■ **Material to process**:
-.-.-

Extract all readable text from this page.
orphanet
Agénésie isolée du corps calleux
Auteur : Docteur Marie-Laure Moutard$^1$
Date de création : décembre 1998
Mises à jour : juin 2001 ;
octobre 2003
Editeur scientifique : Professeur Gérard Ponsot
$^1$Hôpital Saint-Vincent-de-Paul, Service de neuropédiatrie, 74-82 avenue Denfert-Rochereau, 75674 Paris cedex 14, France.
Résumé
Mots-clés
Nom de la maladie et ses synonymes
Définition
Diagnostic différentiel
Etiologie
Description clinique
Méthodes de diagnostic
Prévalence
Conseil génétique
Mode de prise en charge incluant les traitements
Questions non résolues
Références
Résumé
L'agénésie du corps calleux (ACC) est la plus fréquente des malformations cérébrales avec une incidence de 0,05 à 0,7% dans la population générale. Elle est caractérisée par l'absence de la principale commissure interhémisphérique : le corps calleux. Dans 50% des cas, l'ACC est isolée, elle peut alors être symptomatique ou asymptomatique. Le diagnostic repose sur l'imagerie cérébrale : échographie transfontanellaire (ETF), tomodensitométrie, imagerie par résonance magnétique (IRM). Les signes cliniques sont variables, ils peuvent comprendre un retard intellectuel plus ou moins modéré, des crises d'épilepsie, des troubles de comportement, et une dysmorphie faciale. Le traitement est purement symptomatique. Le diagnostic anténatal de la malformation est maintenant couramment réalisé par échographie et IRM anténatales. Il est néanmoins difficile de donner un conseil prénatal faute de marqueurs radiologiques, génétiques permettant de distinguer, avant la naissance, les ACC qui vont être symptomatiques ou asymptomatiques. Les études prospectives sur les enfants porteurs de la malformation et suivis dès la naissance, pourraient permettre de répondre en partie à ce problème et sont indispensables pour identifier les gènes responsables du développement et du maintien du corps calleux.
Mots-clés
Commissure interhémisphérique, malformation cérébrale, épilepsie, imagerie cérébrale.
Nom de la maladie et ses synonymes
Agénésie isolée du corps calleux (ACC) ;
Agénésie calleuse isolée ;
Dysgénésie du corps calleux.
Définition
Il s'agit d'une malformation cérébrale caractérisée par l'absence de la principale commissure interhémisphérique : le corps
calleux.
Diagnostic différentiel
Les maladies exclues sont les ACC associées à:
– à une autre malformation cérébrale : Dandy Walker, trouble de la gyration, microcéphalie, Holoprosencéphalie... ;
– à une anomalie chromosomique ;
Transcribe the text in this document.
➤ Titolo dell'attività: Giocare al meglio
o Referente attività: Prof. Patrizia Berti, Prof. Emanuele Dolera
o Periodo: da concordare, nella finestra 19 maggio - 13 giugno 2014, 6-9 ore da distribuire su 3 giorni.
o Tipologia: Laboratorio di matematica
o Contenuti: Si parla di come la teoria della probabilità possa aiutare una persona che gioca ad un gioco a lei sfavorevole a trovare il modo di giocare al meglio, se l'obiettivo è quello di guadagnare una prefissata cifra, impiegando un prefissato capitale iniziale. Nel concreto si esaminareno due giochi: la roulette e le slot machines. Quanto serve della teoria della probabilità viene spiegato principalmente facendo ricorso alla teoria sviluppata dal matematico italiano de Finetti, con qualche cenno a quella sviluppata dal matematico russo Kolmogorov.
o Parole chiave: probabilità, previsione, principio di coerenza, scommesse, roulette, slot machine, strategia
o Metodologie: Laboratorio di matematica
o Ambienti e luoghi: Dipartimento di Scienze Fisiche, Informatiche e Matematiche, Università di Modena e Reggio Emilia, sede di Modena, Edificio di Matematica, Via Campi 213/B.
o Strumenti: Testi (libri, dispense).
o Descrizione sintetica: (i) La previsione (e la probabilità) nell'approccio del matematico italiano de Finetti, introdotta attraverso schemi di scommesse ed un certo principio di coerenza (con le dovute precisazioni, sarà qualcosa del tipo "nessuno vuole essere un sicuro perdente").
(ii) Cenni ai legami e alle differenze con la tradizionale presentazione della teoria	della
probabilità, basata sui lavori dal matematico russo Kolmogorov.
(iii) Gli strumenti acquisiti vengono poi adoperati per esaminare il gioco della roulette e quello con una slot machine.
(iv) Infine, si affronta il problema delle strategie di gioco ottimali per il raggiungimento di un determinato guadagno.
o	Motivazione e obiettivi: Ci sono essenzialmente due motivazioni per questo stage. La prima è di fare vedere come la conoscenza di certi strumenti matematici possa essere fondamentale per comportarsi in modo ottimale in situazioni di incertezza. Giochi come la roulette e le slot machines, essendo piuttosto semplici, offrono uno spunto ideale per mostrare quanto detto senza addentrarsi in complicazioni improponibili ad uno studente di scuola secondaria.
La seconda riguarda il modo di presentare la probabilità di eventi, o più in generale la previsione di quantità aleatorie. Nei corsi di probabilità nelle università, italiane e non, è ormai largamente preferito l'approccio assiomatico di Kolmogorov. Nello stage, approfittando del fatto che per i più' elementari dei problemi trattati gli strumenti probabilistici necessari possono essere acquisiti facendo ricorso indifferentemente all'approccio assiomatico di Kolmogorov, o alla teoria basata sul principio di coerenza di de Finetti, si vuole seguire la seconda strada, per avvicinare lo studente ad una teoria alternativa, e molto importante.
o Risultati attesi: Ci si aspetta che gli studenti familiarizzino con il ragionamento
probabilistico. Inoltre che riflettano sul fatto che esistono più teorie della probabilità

-.-.-

■ **Exercise**: Find the word "Laboratorio" in the entries, and copy every line it shows up in.

■ **Result of the task**:
o Tipologia: Laboratorio di matematica
o Metodologie: Laboratorio di matematica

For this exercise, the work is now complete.